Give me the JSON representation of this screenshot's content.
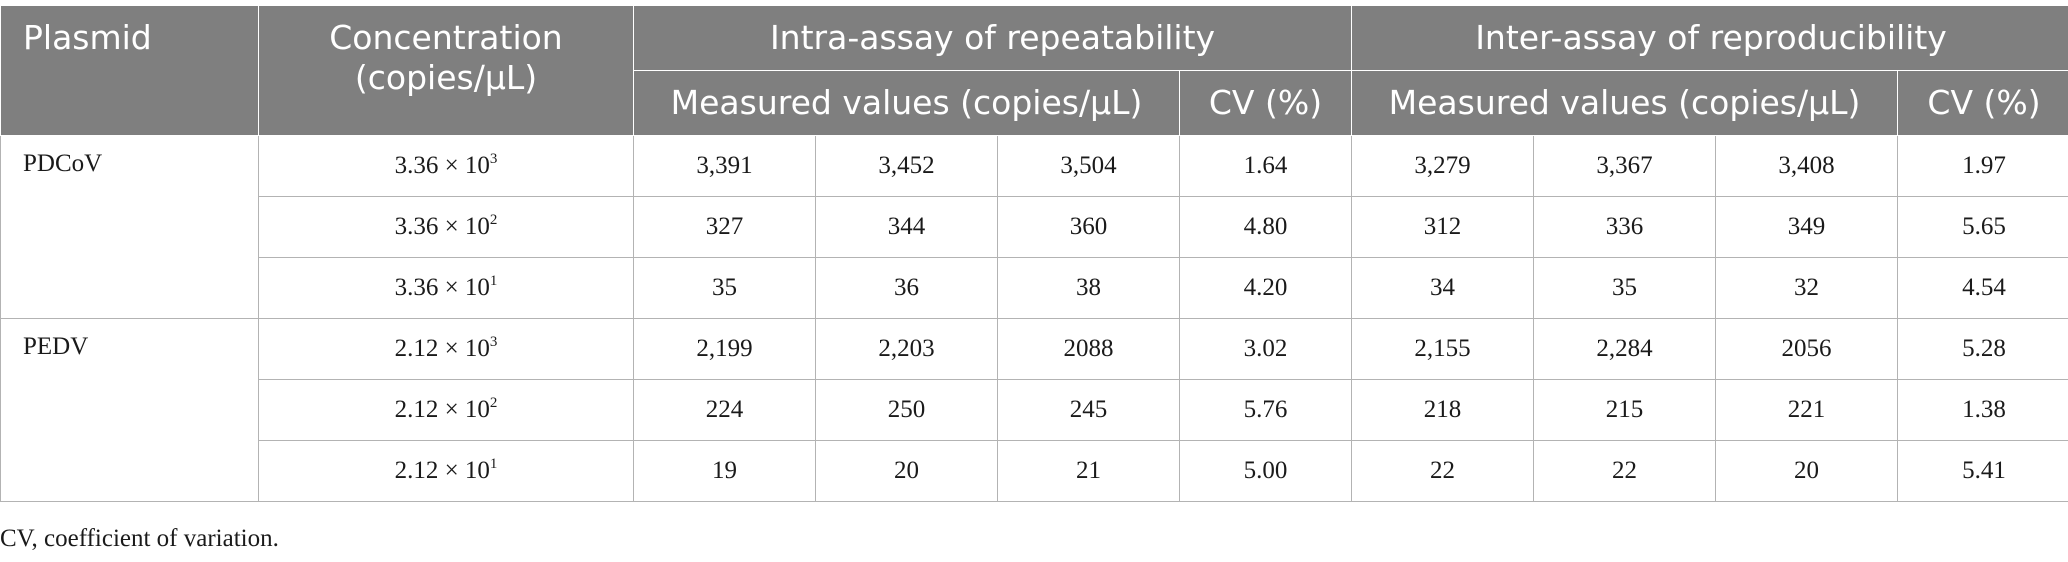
{
  "header": {
    "plasmid": "Plasmid",
    "concentration_line1": "Concentration",
    "concentration_line2": "(copies/μL)",
    "intra": "Intra-assay of repeatability",
    "inter": "Inter-assay of reproducibility",
    "measured_intra": "Measured values (copies/μL)",
    "cv_intra": "CV (%)",
    "measured_inter": "Measured values (copies/μL)",
    "cv_inter": "CV (%)"
  },
  "rows": [
    {
      "plasmid": "PDCoV",
      "conc_base": "3.36 × 10",
      "conc_exp": "3",
      "intra": [
        "3,391",
        "3,452",
        "3,504"
      ],
      "intra_cv": "1.64",
      "inter": [
        "3,279",
        "3,367",
        "3,408"
      ],
      "inter_cv": "1.97"
    },
    {
      "plasmid": "",
      "conc_base": "3.36 × 10",
      "conc_exp": "2",
      "intra": [
        "327",
        "344",
        "360"
      ],
      "intra_cv": "4.80",
      "inter": [
        "312",
        "336",
        "349"
      ],
      "inter_cv": "5.65"
    },
    {
      "plasmid": "",
      "conc_base": "3.36 × 10",
      "conc_exp": "1",
      "intra": [
        "35",
        "36",
        "38"
      ],
      "intra_cv": "4.20",
      "inter": [
        "34",
        "35",
        "32"
      ],
      "inter_cv": "4.54"
    },
    {
      "plasmid": "PEDV",
      "conc_base": "2.12 × 10",
      "conc_exp": "3",
      "intra": [
        "2,199",
        "2,203",
        "2088"
      ],
      "intra_cv": "3.02",
      "inter": [
        "2,155",
        "2,284",
        "2056"
      ],
      "inter_cv": "5.28"
    },
    {
      "plasmid": "",
      "conc_base": "2.12 × 10",
      "conc_exp": "2",
      "intra": [
        "224",
        "250",
        "245"
      ],
      "intra_cv": "5.76",
      "inter": [
        "218",
        "215",
        "221"
      ],
      "inter_cv": "1.38"
    },
    {
      "plasmid": "",
      "conc_base": "2.12 × 10",
      "conc_exp": "1",
      "intra": [
        "19",
        "20",
        "21"
      ],
      "intra_cv": "5.00",
      "inter": [
        "22",
        "22",
        "20"
      ],
      "inter_cv": "5.41"
    }
  ],
  "footnote": "CV, coefficient of variation."
}
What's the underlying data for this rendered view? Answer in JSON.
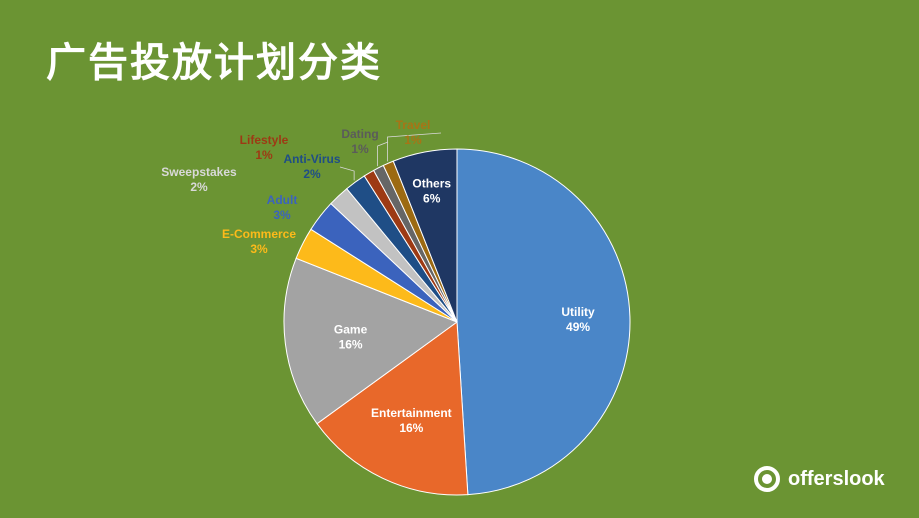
{
  "slide": {
    "title": "广告投放计划分类"
  },
  "brand": {
    "name": "offerslook",
    "logo_icon": "offerslook-logo-icon"
  },
  "chart_data": {
    "type": "pie",
    "title": "",
    "start_angle_deg": 0,
    "direction": "clockwise",
    "slices": [
      {
        "name": "Utility",
        "value": 49,
        "label": "49%",
        "color": "#4a86c8",
        "label_color": "#ffffff"
      },
      {
        "name": "Entertainment",
        "value": 16,
        "label": "16%",
        "color": "#e8682a",
        "label_color": "#ffffff"
      },
      {
        "name": "Game",
        "value": 16,
        "label": "16%",
        "color": "#a3a3a3",
        "label_color": "#ffffff"
      },
      {
        "name": "E-Commerce",
        "value": 3,
        "label": "3%",
        "color": "#fdba1a",
        "label_color": "#fdba1a"
      },
      {
        "name": "Adult",
        "value": 3,
        "label": "3%",
        "color": "#3b63bd",
        "label_color": "#3b63bd"
      },
      {
        "name": "Sweepstakes",
        "value": 2,
        "label": "2%",
        "color": "#c2c2c2",
        "label_color": "#d9d9d9"
      },
      {
        "name": "Anti-Virus",
        "value": 2,
        "label": "2%",
        "color": "#1f4e86",
        "label_color": "#1f4e86"
      },
      {
        "name": "Lifestyle",
        "value": 1,
        "label": "1%",
        "color": "#9d3a14",
        "label_color": "#9d3a14"
      },
      {
        "name": "Dating",
        "value": 1,
        "label": "1%",
        "color": "#666666",
        "label_color": "#5b5b5b"
      },
      {
        "name": "Travel",
        "value": 1,
        "label": "1%",
        "color": "#9c6a12",
        "label_color": "#a87416"
      },
      {
        "name": "Others",
        "value": 6,
        "label": "6%",
        "color": "#1f3763",
        "label_color": "#ffffff"
      }
    ]
  }
}
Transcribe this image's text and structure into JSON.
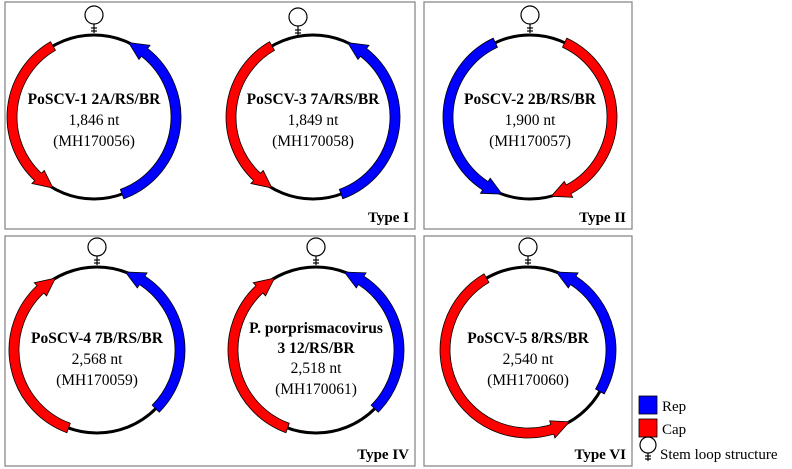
{
  "colors": {
    "rep": "#0000ff",
    "cap": "#ff0000"
  },
  "panels": [
    {
      "type_label": "Type I"
    },
    {
      "type_label": "Type II"
    },
    {
      "type_label": "Type IV"
    },
    {
      "type_label": "Type VI"
    }
  ],
  "genomes": [
    {
      "name": "PoSCV-1 2A/RS/BR",
      "length": "1,846 nt",
      "accession": "(MH170056)"
    },
    {
      "name": "PoSCV-3 7A/RS/BR",
      "length": "1,849 nt",
      "accession": "(MH170058)"
    },
    {
      "name": "PoSCV-2 2B/RS/BR",
      "length": "1,900 nt",
      "accession": "(MH170057)"
    },
    {
      "name": "PoSCV-4 7B/RS/BR",
      "length": "2,568 nt",
      "accession": "(MH170059)"
    },
    {
      "name": "P. porprismacovirus 3 12/RS/BR",
      "name_line1": "P. porprismacovirus",
      "name_line2": "3 12/RS/BR",
      "length": "2,518 nt",
      "accession": "(MH170061)"
    },
    {
      "name": "PoSCV-5 8/RS/BR",
      "length": "2,540 nt",
      "accession": "(MH170060)"
    }
  ],
  "legend": {
    "rep": {
      "label": "Rep"
    },
    "cap": {
      "label": "Cap"
    },
    "stem_loop": {
      "label": "Stem loop structure"
    }
  }
}
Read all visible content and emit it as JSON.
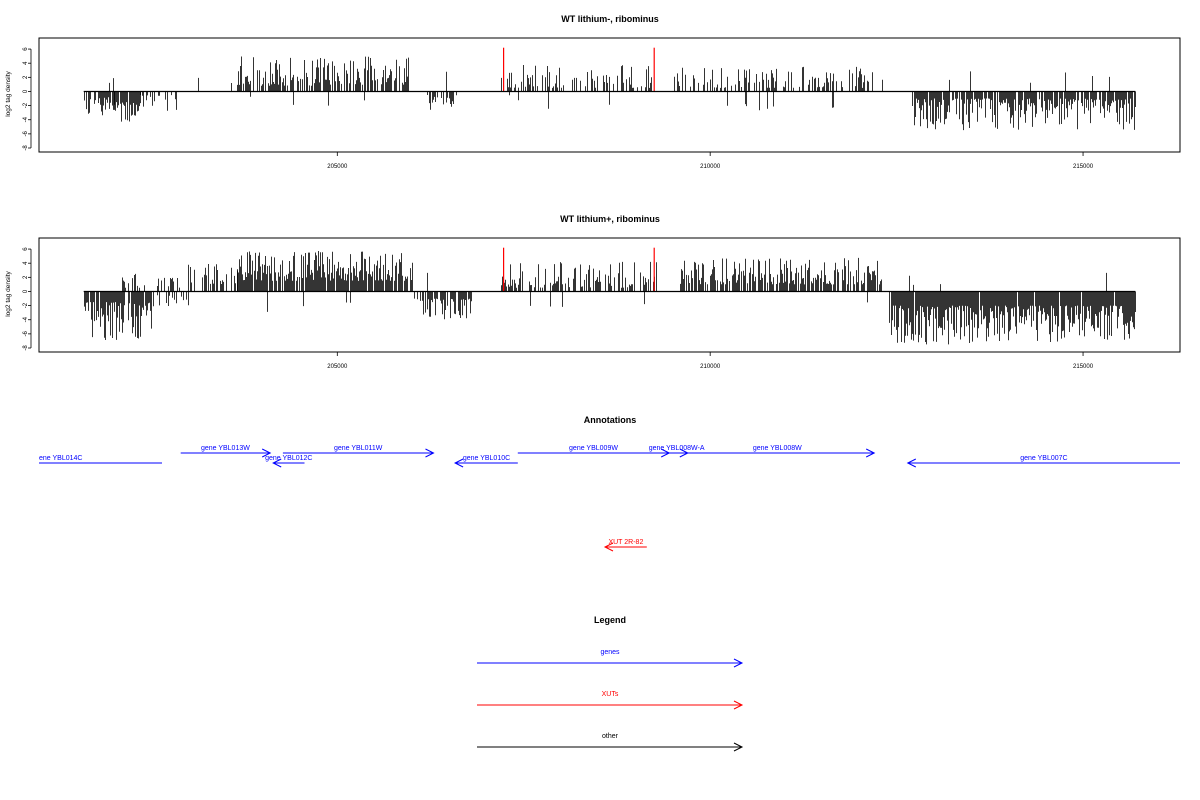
{
  "chart_data": [
    {
      "type": "bar",
      "title": "WT lithium-, ribominus",
      "ylabel": "log2 tag density",
      "xlabel": "",
      "xlim": [
        201000,
        216300
      ],
      "ylim": [
        -8,
        7
      ],
      "yticks": [
        -8,
        -6,
        -4,
        -2,
        0,
        2,
        4,
        6
      ],
      "xticks": [
        205000,
        210000,
        215000
      ],
      "xtick_labels": [
        "205000",
        "210000",
        "215000"
      ],
      "regions": [
        {
          "x": [
            201600,
            202000
          ],
          "sign": -1,
          "min": 0.8,
          "max": 4.0,
          "density": 0.75
        },
        {
          "x": [
            202000,
            202350
          ],
          "sign": -1,
          "min": 1.5,
          "max": 5.0,
          "density": 0.85
        },
        {
          "x": [
            202350,
            202900
          ],
          "sign": -1,
          "min": 0.5,
          "max": 3.0,
          "density": 0.35
        },
        {
          "x": [
            203000,
            203600
          ],
          "sign": 1,
          "min": 1.0,
          "max": 2.8,
          "density": 0.06
        },
        {
          "x": [
            203650,
            205950
          ],
          "sign": 1,
          "min": 0.8,
          "max": 5.0,
          "density": 0.72
        },
        {
          "x": [
            206050,
            206600
          ],
          "sign": -1,
          "min": 0.5,
          "max": 3.5,
          "density": 0.3
        },
        {
          "x": [
            207200,
            209200
          ],
          "sign": 1,
          "min": 0.5,
          "max": 4.0,
          "density": 0.45
        },
        {
          "x": [
            209500,
            212300
          ],
          "sign": 1,
          "min": 0.5,
          "max": 3.5,
          "density": 0.4
        },
        {
          "x": [
            212700,
            215700
          ],
          "sign": -1,
          "min": 1.0,
          "max": 5.5,
          "density": 0.82
        }
      ],
      "highlights": [
        {
          "x": 207230,
          "y": 6.2,
          "color": "#ff0000"
        },
        {
          "x": 209250,
          "y": 6.2,
          "color": "#ff0000"
        }
      ]
    },
    {
      "type": "bar",
      "title": "WT lithium+, ribominus",
      "ylabel": "log2 tag density",
      "xlabel": "",
      "xlim": [
        201000,
        216300
      ],
      "ylim": [
        -8,
        7
      ],
      "yticks": [
        -8,
        -6,
        -4,
        -2,
        0,
        2,
        4,
        6
      ],
      "xticks": [
        205000,
        210000,
        215000
      ],
      "xtick_labels": [
        "205000",
        "210000",
        "215000"
      ],
      "regions": [
        {
          "x": [
            201600,
            202500
          ],
          "sign": -1,
          "min": 1.5,
          "max": 7.0,
          "density": 0.9
        },
        {
          "x": [
            202100,
            202900
          ],
          "sign": 1,
          "min": 0.5,
          "max": 2.0,
          "density": 0.25
        },
        {
          "x": [
            202500,
            203100
          ],
          "sign": -1,
          "min": 0.5,
          "max": 2.5,
          "density": 0.3
        },
        {
          "x": [
            203000,
            203650
          ],
          "sign": 1,
          "min": 1.0,
          "max": 4.0,
          "density": 0.45
        },
        {
          "x": [
            203650,
            206000
          ],
          "sign": 1,
          "min": 1.5,
          "max": 5.8,
          "density": 0.9
        },
        {
          "x": [
            206000,
            206800
          ],
          "sign": -1,
          "min": 1.0,
          "max": 4.0,
          "density": 0.6
        },
        {
          "x": [
            207200,
            209300
          ],
          "sign": 1,
          "min": 0.5,
          "max": 4.2,
          "density": 0.55
        },
        {
          "x": [
            209600,
            212300
          ],
          "sign": 1,
          "min": 1.0,
          "max": 4.8,
          "density": 0.75
        },
        {
          "x": [
            212400,
            215700
          ],
          "sign": -1,
          "min": 2.0,
          "max": 7.5,
          "density": 0.95
        }
      ],
      "highlights": [
        {
          "x": 207230,
          "y": 6.2,
          "color": "#ff0000"
        },
        {
          "x": 209250,
          "y": 6.2,
          "color": "#ff0000"
        }
      ]
    }
  ],
  "annotations": {
    "title": "Annotations",
    "features": [
      {
        "label": "ene YBL014C",
        "type": "gene",
        "strand": "-",
        "start": 201000,
        "end": 202650,
        "row": 2
      },
      {
        "label": "gene YBL013W",
        "type": "gene",
        "strand": "+",
        "start": 202900,
        "end": 204100,
        "row": 1
      },
      {
        "label": "gene YBL012C",
        "type": "gene",
        "strand": "-",
        "start": 204140,
        "end": 204560,
        "row": 2
      },
      {
        "label": "gene YBL011W",
        "type": "gene",
        "strand": "+",
        "start": 204270,
        "end": 206290,
        "row": 1
      },
      {
        "label": "gene YBL010C",
        "type": "gene",
        "strand": "-",
        "start": 206580,
        "end": 207420,
        "row": 2
      },
      {
        "label": "gene YBL009W",
        "type": "gene",
        "strand": "+",
        "start": 207420,
        "end": 209450,
        "row": 1
      },
      {
        "label": "gene YBL008W-A",
        "type": "gene",
        "strand": "+",
        "start": 209400,
        "end": 209700,
        "row": 1
      },
      {
        "label": "gene YBL008W",
        "type": "gene",
        "strand": "+",
        "start": 209600,
        "end": 212200,
        "row": 1
      },
      {
        "label": "gene YBL007C",
        "type": "gene",
        "strand": "-",
        "start": 212650,
        "end": 216300,
        "row": 2
      },
      {
        "label": "XUT 2R-82",
        "type": "XUT",
        "strand": "-",
        "start": 208590,
        "end": 209150,
        "row": 3
      }
    ]
  },
  "legend": {
    "title": "Legend",
    "items": [
      {
        "label": "genes",
        "color": "#0000ff"
      },
      {
        "label": "XUTs",
        "color": "#ff0000"
      },
      {
        "label": "other",
        "color": "#000000"
      }
    ]
  },
  "colors": {
    "gene": "#0000ff",
    "XUT": "#ff0000",
    "other": "#000000",
    "signal": "#000000"
  }
}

### Work order
Nothing but a number should be given: the count of lines in the records that contain the word "content".

### Response
2